[start DATA ROWS]

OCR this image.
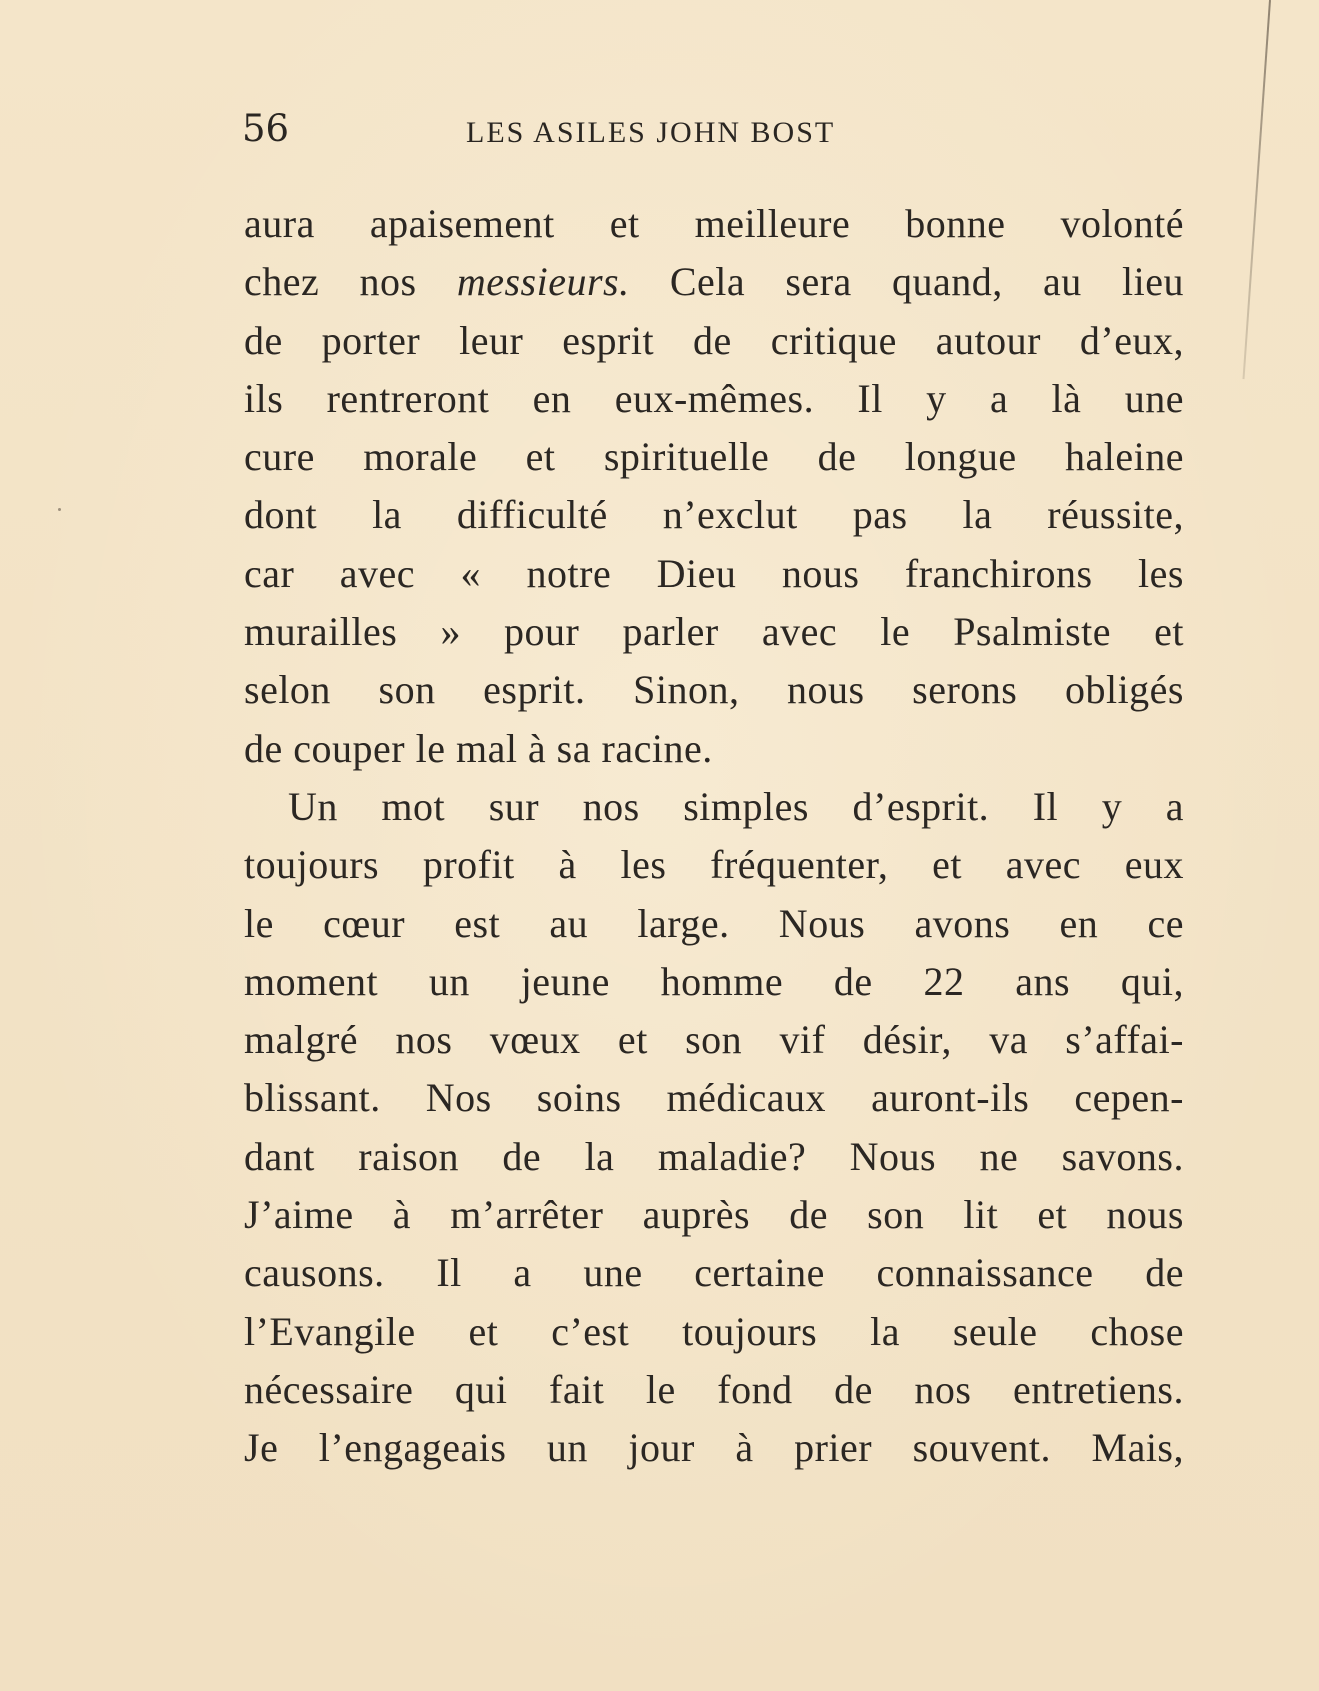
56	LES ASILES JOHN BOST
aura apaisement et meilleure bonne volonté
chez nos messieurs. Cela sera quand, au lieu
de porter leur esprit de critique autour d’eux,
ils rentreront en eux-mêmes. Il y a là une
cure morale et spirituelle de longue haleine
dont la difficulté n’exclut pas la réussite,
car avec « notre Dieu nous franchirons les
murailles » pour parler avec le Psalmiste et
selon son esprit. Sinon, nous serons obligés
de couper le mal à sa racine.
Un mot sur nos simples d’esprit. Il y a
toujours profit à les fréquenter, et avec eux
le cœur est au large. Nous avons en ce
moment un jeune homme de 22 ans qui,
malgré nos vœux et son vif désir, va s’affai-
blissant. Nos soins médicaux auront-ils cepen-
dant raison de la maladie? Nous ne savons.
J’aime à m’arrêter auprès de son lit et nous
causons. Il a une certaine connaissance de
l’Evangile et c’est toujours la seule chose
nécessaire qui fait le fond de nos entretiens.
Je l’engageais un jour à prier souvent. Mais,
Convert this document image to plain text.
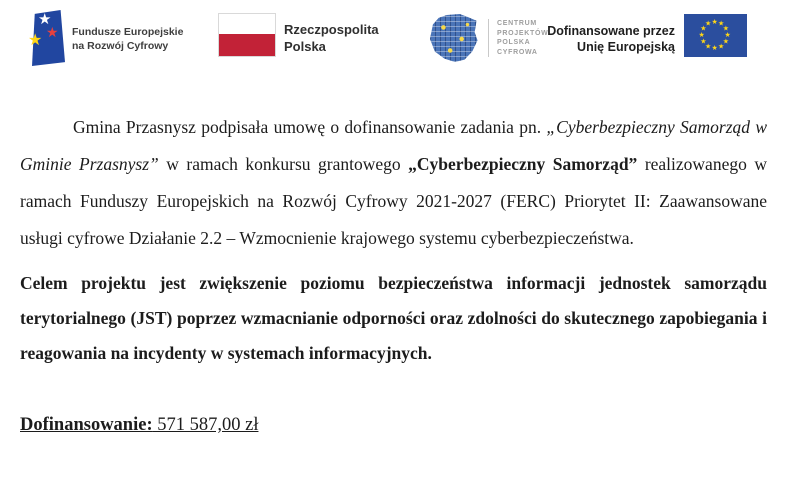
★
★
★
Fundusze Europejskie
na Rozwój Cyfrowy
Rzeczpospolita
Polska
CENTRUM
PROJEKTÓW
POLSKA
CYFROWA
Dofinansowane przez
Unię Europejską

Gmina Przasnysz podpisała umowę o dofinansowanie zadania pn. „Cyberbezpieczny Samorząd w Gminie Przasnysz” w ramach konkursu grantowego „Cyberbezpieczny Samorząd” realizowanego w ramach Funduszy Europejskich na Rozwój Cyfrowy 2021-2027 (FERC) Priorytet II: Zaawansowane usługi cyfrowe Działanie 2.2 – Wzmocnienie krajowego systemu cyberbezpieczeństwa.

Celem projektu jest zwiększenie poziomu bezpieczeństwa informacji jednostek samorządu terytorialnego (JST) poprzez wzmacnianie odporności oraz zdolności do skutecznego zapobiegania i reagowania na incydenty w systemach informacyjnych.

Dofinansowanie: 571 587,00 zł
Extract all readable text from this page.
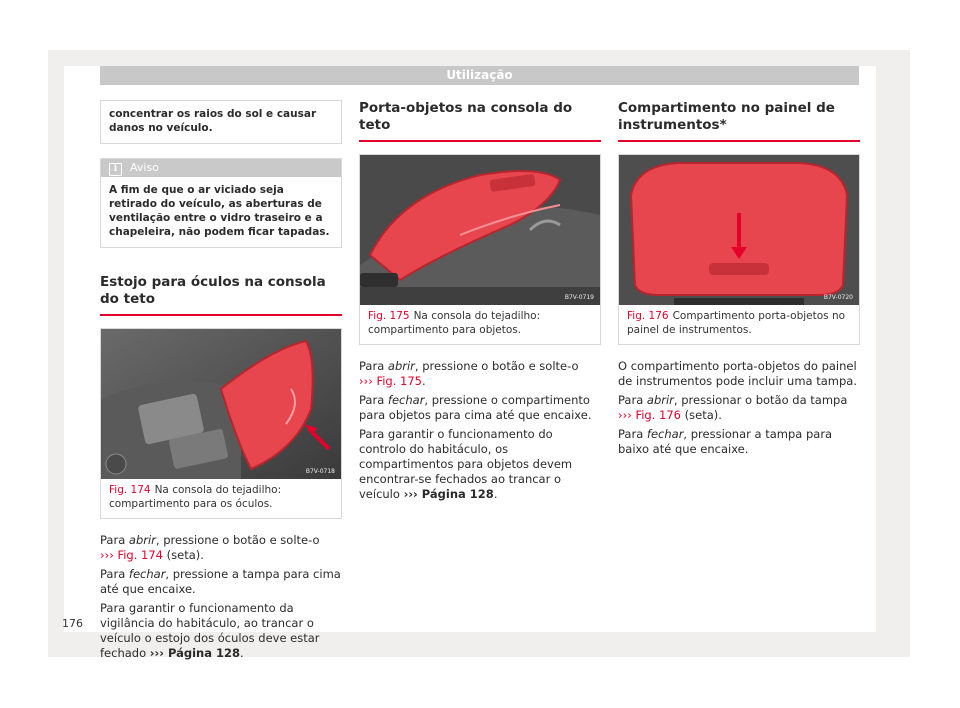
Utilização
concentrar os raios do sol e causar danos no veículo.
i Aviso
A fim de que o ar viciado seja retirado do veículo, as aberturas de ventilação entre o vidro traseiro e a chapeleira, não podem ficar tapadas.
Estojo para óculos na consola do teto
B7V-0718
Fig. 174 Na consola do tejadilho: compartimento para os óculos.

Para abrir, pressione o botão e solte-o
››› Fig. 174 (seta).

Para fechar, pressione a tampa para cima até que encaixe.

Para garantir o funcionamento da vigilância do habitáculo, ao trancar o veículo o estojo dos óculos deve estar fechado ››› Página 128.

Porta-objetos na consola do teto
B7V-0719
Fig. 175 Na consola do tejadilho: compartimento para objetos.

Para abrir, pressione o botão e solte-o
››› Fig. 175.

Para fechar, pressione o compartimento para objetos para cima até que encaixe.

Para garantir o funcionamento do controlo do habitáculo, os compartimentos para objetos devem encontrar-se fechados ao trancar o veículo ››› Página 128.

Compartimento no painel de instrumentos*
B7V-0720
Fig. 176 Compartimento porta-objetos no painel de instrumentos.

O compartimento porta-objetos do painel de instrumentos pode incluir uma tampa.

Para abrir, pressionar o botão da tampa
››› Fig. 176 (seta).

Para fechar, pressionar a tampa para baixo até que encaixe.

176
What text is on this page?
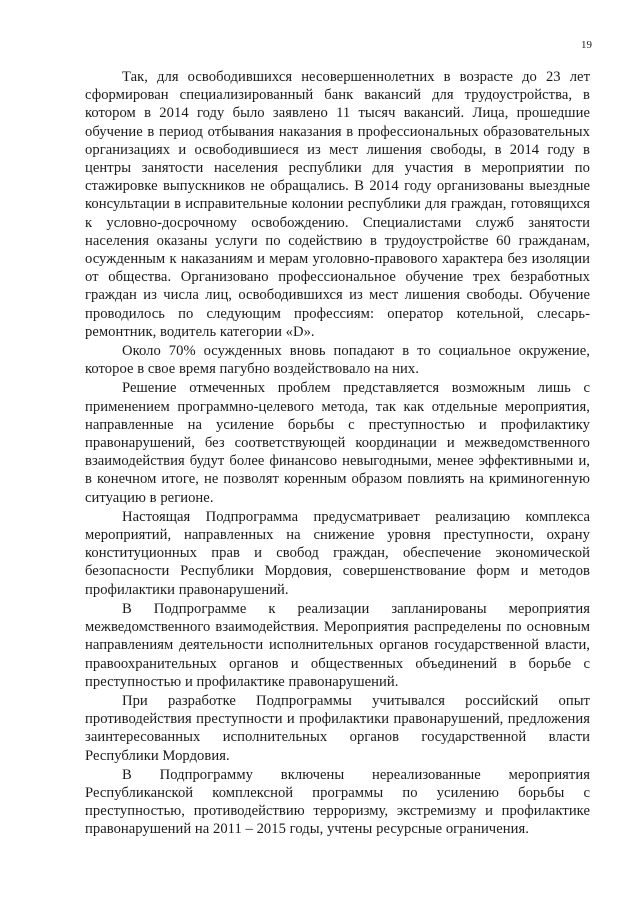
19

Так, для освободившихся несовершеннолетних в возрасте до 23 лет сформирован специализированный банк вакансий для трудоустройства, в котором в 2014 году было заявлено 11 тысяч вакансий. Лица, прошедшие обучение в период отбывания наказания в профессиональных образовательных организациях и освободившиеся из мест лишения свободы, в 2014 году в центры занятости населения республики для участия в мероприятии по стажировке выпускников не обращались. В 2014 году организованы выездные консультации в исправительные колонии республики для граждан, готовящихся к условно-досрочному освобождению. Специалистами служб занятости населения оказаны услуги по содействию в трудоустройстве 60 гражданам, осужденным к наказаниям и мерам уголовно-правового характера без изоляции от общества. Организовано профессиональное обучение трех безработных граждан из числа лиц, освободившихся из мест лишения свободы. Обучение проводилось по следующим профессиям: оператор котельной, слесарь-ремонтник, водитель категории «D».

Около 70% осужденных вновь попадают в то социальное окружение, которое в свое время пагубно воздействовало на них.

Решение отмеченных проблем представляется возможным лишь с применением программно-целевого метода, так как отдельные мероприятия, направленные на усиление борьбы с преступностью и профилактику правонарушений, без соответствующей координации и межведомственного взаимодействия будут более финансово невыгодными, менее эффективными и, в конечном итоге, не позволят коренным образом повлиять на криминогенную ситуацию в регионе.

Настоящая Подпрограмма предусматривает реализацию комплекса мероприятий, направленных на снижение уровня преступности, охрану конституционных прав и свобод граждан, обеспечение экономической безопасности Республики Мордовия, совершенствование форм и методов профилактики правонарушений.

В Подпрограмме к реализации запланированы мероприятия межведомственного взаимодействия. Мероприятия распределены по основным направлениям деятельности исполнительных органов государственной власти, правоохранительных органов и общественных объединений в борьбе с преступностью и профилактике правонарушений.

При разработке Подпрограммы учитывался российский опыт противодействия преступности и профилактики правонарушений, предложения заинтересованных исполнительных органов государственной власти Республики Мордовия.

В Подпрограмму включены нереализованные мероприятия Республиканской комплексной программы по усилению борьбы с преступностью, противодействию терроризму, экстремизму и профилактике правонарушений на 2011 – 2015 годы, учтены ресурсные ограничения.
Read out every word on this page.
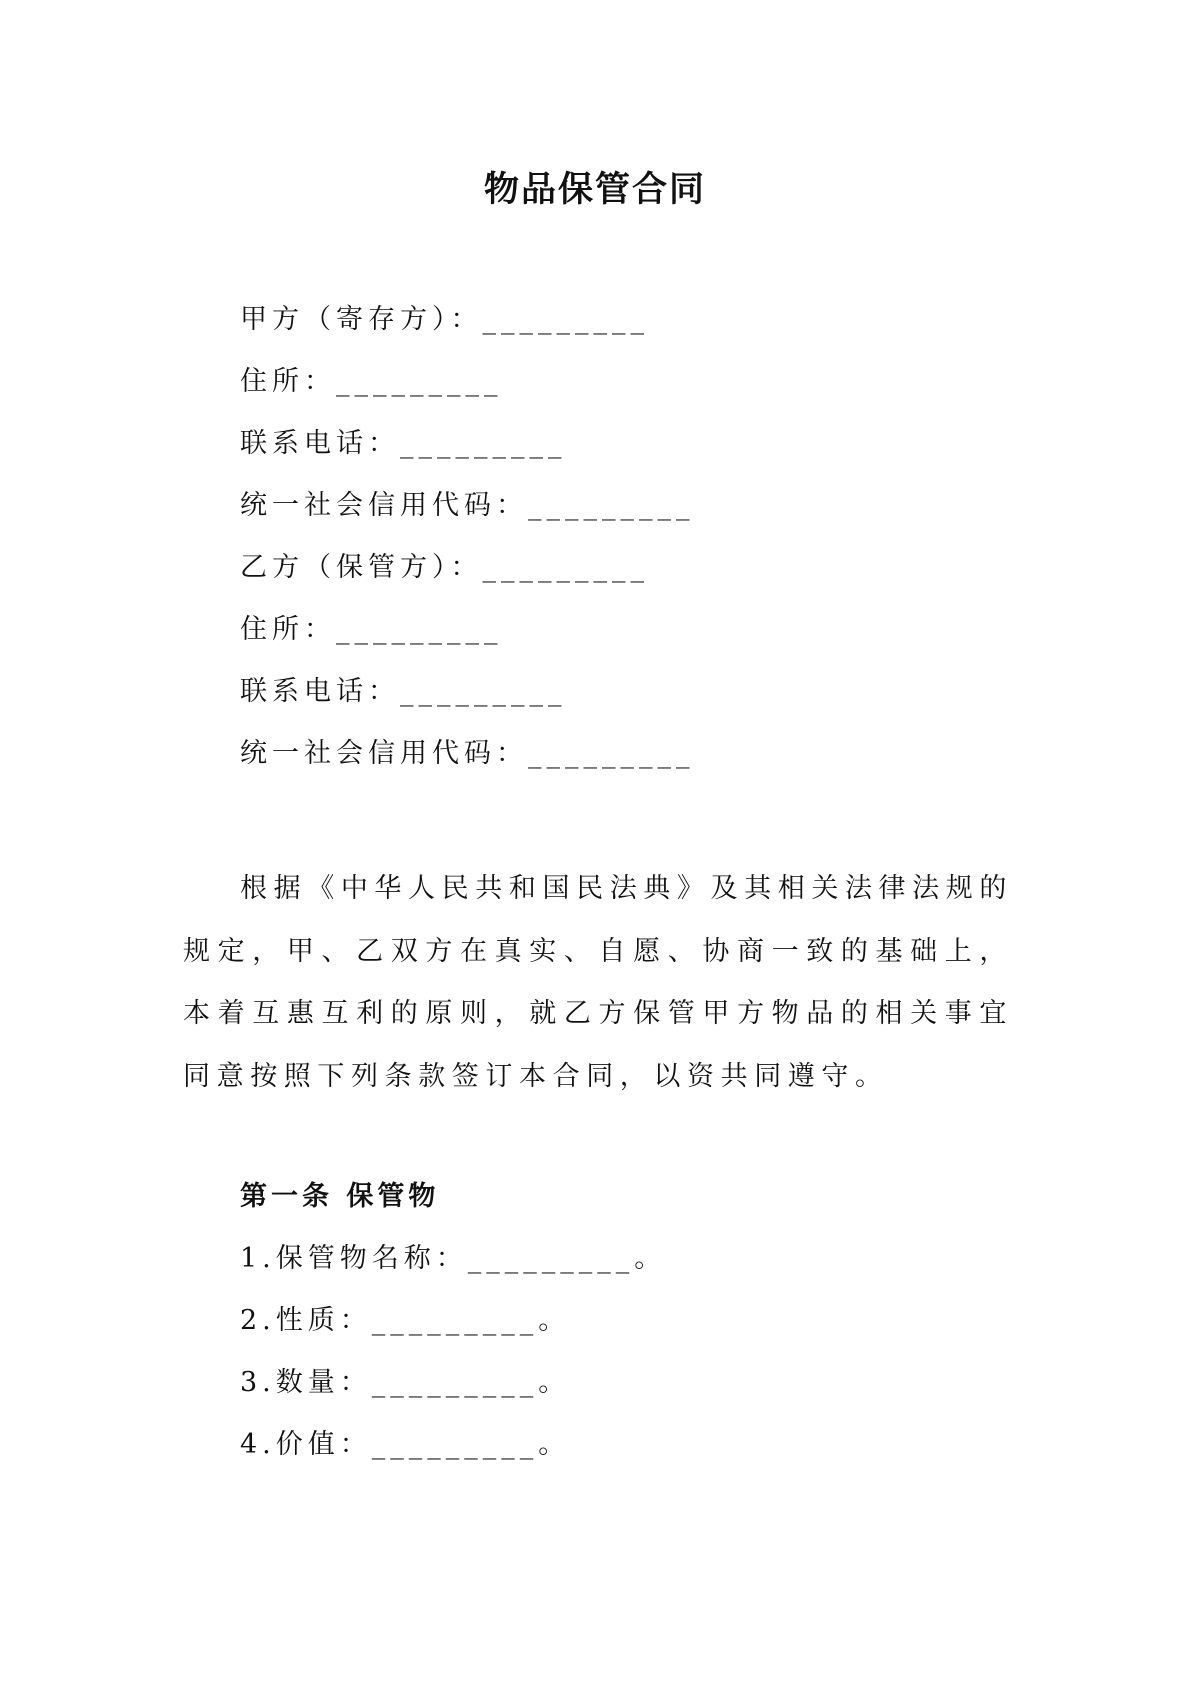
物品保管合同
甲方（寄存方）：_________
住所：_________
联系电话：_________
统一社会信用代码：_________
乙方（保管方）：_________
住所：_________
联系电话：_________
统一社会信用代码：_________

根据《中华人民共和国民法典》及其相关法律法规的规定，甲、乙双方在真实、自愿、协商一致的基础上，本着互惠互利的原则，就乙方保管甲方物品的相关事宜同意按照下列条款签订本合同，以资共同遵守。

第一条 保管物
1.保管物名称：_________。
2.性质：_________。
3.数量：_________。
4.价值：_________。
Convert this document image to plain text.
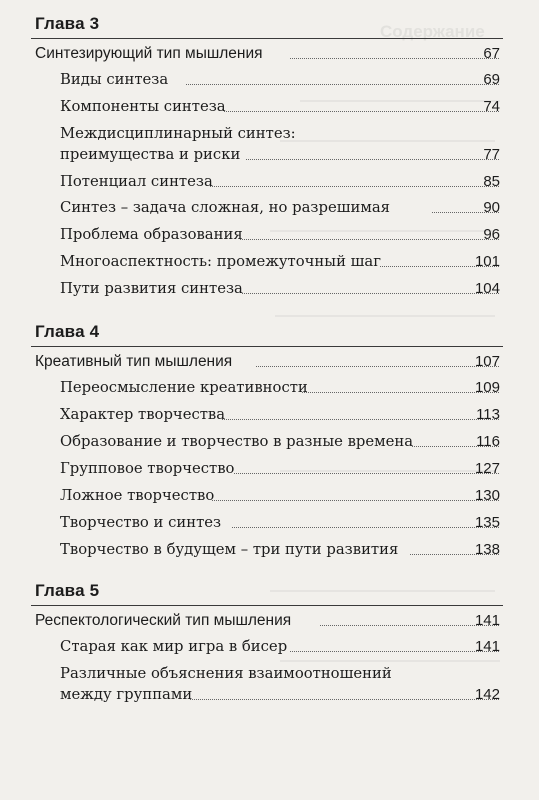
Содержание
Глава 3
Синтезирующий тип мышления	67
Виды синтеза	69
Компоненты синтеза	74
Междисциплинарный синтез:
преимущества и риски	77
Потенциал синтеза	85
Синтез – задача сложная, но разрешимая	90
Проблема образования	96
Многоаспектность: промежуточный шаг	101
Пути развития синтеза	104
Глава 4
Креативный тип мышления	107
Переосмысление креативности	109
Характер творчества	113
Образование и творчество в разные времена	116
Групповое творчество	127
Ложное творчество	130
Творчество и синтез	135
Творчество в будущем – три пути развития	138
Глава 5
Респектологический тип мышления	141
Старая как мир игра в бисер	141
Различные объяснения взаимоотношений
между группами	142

[end DATA ROWS]

PROBLEM DETAILS:
Show the lines of the records that contain the word "развития".

FINAL RESULT:
Пути развития синтеза	104
Творчество в будущем – три пути развития	138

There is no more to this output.